*Instructions to follow*:
Reproduce the rows below verbatim, from the start of the rows through the row containing "restore-icon[interactable]: ❐ bbox=[2415, 3, 2455, 43]".

** Start of Records for this exercise **

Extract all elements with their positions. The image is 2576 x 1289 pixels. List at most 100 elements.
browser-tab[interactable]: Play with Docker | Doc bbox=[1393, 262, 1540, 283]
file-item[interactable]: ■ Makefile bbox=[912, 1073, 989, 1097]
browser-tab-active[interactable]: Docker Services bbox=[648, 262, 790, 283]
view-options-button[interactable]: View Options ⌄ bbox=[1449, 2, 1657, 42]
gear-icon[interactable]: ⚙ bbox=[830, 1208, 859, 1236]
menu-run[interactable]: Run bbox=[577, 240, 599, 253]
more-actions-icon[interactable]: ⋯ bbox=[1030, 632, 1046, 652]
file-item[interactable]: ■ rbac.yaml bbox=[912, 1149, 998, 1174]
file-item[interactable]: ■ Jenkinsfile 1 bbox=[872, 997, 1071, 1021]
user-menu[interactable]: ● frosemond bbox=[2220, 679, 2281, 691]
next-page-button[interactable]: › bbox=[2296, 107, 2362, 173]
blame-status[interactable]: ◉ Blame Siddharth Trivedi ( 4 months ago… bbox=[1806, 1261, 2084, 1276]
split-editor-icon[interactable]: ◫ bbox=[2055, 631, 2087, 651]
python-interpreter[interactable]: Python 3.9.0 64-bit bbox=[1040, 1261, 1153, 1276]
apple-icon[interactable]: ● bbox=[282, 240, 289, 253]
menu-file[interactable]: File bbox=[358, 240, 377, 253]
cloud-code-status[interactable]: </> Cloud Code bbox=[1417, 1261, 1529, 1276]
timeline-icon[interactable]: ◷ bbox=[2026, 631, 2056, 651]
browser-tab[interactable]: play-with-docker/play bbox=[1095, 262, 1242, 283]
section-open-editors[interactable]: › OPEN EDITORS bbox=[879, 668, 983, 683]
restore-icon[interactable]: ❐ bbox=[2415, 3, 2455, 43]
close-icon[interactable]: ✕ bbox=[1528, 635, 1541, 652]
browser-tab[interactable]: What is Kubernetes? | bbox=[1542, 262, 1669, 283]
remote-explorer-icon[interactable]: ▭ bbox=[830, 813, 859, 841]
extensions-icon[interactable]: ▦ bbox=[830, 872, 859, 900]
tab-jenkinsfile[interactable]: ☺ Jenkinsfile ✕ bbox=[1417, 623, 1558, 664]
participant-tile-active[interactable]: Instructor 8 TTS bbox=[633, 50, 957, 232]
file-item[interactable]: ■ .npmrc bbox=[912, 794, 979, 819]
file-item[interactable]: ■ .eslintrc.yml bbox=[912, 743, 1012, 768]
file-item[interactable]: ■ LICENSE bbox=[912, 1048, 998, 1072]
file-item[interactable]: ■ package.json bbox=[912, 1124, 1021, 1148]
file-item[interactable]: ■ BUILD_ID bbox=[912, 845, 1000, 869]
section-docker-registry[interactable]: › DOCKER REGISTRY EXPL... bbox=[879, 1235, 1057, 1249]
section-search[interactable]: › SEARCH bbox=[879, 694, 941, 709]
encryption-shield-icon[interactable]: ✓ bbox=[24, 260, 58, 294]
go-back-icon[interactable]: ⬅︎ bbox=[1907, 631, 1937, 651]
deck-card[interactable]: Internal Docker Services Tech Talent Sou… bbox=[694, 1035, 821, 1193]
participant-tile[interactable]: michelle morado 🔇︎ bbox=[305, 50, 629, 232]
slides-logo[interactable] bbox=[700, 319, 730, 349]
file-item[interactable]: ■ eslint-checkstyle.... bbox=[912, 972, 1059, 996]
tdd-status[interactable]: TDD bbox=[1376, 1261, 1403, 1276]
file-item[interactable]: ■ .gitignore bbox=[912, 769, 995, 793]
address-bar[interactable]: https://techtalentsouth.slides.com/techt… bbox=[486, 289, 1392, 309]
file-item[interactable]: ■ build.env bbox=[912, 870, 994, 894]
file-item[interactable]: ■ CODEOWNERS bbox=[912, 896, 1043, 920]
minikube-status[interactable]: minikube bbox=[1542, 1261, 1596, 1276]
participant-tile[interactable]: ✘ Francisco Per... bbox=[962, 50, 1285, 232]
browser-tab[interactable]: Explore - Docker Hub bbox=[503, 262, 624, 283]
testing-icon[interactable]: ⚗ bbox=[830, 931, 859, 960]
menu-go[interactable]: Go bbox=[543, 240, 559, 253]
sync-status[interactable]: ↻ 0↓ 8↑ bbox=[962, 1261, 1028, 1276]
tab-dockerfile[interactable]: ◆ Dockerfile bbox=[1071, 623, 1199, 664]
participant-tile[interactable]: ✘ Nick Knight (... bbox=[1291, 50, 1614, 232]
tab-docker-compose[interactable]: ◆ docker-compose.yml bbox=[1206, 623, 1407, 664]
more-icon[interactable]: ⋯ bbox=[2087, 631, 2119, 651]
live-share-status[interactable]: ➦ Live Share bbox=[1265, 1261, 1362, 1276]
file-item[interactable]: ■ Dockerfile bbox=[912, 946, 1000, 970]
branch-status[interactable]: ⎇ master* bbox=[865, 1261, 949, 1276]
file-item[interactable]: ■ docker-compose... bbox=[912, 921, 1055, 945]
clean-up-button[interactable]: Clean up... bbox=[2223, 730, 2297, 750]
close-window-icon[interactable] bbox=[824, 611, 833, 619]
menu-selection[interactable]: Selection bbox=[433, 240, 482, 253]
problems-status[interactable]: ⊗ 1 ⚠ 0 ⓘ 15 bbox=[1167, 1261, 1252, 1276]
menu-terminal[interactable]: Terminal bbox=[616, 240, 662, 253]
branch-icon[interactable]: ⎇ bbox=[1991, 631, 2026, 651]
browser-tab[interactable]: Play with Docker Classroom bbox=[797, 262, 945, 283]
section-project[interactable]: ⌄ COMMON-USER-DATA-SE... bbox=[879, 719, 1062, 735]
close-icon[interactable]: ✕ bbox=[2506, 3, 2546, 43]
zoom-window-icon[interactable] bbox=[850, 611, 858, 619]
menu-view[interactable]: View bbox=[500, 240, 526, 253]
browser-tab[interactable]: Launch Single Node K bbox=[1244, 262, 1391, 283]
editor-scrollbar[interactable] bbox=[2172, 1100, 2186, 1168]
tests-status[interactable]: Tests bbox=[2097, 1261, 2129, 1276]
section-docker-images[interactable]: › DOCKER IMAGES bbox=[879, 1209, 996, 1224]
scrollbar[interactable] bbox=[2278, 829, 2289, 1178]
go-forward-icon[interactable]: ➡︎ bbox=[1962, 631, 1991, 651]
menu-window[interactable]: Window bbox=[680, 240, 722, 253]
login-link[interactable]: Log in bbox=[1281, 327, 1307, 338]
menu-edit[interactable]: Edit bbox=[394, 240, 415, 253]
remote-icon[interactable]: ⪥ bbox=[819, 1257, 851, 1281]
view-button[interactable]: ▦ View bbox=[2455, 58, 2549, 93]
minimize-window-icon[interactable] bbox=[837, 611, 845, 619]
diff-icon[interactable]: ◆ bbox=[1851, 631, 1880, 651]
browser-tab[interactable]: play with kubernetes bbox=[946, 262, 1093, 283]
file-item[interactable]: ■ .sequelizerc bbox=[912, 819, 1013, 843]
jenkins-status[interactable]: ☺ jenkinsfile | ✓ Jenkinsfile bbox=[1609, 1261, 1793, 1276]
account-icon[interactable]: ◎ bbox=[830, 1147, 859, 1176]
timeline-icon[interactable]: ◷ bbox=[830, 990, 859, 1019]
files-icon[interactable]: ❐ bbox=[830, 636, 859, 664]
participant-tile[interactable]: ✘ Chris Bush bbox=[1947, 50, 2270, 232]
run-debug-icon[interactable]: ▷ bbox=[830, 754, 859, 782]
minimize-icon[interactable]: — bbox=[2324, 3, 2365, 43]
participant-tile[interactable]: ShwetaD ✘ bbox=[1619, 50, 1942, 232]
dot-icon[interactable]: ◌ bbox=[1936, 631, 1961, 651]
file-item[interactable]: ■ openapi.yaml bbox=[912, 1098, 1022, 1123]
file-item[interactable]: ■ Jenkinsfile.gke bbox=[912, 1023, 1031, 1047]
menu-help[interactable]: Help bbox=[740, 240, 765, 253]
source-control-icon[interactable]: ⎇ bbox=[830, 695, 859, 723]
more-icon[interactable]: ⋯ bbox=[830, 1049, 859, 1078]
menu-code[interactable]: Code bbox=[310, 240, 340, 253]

** End of Records for this exercise **

*Output for this exercise*:
Extract all elements with their positions. The image is 2576 x 1289 pixels. List at most 100 elements.
browser-tab[interactable]: Play with Docker | Doc bbox=[1393, 262, 1540, 283]
file-item[interactable]: ■ Makefile bbox=[912, 1073, 989, 1097]
browser-tab-active[interactable]: Docker Services bbox=[648, 262, 790, 283]
view-options-button[interactable]: View Options ⌄ bbox=[1449, 2, 1657, 42]
gear-icon[interactable]: ⚙ bbox=[830, 1208, 859, 1236]
menu-run[interactable]: Run bbox=[577, 240, 599, 253]
more-actions-icon[interactable]: ⋯ bbox=[1030, 632, 1046, 652]
file-item[interactable]: ■ rbac.yaml bbox=[912, 1149, 998, 1174]
file-item[interactable]: ■ Jenkinsfile 1 bbox=[872, 997, 1071, 1021]
user-menu[interactable]: ● frosemond bbox=[2220, 679, 2281, 691]
next-page-button[interactable]: › bbox=[2296, 107, 2362, 173]
blame-status[interactable]: ◉ Blame Siddharth Trivedi ( 4 months ago… bbox=[1806, 1261, 2084, 1276]
split-editor-icon[interactable]: ◫ bbox=[2055, 631, 2087, 651]
python-interpreter[interactable]: Python 3.9.0 64-bit bbox=[1040, 1261, 1153, 1276]
apple-icon[interactable]: ● bbox=[282, 240, 289, 253]
menu-file[interactable]: File bbox=[358, 240, 377, 253]
cloud-code-status[interactable]: </> Cloud Code bbox=[1417, 1261, 1529, 1276]
timeline-icon[interactable]: ◷ bbox=[2026, 631, 2056, 651]
browser-tab[interactable]: play-with-docker/play bbox=[1095, 262, 1242, 283]
section-open-editors[interactable]: › OPEN EDITORS bbox=[879, 668, 983, 683]
restore-icon[interactable]: ❐ bbox=[2415, 3, 2455, 43]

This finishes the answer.